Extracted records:
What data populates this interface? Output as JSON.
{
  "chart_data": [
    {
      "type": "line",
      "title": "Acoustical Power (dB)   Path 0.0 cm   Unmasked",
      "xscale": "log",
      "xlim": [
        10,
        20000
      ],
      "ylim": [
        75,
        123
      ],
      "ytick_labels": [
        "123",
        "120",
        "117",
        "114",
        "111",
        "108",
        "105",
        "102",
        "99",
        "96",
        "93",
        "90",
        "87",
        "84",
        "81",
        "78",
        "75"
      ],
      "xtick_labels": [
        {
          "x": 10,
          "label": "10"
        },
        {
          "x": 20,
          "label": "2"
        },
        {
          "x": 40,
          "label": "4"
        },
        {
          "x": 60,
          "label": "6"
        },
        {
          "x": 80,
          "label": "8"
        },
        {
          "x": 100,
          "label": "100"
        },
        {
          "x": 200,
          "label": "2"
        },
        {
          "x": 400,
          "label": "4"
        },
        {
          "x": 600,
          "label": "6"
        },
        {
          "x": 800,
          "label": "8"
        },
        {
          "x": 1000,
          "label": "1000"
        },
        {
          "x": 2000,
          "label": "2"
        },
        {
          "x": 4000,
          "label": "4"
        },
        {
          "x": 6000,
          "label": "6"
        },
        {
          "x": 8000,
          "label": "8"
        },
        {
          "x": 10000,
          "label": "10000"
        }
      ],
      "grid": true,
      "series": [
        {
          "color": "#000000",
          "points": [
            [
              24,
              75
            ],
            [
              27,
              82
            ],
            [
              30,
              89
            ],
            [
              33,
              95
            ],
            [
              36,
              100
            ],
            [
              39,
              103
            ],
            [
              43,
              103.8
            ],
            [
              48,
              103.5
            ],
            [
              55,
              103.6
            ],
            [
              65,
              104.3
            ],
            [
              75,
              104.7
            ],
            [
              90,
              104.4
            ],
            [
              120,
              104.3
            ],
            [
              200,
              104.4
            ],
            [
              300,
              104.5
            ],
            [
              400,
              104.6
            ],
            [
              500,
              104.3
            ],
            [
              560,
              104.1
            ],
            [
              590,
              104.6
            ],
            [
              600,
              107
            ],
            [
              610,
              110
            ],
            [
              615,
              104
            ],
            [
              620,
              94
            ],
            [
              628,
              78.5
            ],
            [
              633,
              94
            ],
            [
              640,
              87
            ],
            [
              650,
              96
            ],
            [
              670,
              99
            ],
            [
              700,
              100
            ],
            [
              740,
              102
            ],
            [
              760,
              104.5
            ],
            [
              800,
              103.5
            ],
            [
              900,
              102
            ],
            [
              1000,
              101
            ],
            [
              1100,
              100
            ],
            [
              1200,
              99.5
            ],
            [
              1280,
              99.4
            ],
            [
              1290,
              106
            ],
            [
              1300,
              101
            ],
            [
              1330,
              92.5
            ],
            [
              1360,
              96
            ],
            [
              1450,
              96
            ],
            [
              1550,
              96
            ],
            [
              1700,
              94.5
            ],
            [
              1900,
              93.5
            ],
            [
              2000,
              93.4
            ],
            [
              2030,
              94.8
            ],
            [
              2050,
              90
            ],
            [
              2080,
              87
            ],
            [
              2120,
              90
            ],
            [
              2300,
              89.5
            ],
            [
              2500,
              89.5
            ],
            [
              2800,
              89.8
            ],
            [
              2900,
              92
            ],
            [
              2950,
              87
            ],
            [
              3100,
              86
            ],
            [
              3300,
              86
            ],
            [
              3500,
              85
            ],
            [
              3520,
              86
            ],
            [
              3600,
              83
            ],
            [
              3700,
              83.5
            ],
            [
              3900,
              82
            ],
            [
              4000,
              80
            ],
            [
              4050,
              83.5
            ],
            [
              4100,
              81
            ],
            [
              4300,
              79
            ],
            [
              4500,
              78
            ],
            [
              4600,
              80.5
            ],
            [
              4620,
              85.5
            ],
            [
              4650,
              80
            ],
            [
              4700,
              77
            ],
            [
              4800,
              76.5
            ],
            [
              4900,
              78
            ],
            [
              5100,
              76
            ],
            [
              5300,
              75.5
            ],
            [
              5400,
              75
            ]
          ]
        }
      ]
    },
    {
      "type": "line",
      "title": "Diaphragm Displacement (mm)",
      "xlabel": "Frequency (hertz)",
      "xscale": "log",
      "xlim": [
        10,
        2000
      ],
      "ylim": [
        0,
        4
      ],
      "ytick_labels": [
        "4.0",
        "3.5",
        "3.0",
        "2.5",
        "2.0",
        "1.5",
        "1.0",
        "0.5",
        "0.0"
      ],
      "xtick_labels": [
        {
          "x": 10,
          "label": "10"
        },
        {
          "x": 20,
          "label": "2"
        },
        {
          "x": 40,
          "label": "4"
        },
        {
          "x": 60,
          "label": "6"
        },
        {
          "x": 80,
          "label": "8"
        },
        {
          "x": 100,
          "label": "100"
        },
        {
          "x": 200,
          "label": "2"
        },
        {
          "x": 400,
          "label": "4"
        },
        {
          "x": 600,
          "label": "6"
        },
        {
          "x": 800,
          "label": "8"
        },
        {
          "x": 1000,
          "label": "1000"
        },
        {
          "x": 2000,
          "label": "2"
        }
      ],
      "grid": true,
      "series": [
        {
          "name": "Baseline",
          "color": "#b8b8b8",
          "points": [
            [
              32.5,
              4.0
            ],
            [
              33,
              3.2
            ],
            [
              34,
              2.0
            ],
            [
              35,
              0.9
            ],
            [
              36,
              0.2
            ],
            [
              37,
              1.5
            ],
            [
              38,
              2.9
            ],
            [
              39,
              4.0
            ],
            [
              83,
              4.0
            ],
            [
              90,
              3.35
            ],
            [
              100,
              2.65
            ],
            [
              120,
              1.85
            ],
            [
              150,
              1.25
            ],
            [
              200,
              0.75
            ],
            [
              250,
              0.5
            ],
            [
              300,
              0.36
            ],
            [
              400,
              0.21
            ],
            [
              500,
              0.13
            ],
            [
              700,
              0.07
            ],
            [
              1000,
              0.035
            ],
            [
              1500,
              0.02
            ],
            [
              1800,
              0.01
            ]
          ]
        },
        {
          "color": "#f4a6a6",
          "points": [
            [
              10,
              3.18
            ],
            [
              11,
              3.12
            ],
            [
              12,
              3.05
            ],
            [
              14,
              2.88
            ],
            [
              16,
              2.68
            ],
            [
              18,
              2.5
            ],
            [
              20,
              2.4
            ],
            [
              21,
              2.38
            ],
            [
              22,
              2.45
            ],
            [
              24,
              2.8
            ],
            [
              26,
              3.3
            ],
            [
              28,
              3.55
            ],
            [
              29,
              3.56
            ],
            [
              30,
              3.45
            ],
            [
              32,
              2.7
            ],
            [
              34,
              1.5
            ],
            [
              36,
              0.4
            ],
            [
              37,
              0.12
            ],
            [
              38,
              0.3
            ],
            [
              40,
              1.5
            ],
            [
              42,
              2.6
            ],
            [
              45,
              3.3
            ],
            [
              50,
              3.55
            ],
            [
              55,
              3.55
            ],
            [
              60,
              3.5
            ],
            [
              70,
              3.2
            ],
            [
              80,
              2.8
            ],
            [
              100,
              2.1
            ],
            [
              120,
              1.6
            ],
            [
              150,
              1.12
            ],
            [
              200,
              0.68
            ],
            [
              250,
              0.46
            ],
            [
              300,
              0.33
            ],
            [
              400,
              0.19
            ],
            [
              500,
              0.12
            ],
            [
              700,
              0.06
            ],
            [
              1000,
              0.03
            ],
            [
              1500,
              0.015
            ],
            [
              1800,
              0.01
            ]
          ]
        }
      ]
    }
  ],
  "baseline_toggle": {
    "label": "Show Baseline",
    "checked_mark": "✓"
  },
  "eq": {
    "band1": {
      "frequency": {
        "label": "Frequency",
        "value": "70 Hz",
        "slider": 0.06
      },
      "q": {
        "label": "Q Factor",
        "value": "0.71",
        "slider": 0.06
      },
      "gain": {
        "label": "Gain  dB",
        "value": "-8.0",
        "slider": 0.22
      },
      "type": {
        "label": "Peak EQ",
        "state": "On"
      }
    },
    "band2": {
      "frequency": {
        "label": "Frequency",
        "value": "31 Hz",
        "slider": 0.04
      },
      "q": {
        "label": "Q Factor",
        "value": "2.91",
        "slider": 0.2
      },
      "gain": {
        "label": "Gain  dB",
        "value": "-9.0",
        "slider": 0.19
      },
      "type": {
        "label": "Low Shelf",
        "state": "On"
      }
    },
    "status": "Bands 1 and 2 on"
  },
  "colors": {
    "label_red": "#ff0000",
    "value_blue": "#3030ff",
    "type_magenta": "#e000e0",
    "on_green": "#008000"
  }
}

* **Aim**: Report how many lines in the data contain the word "title", with no words besides the number.

* **Answer for the task**: 2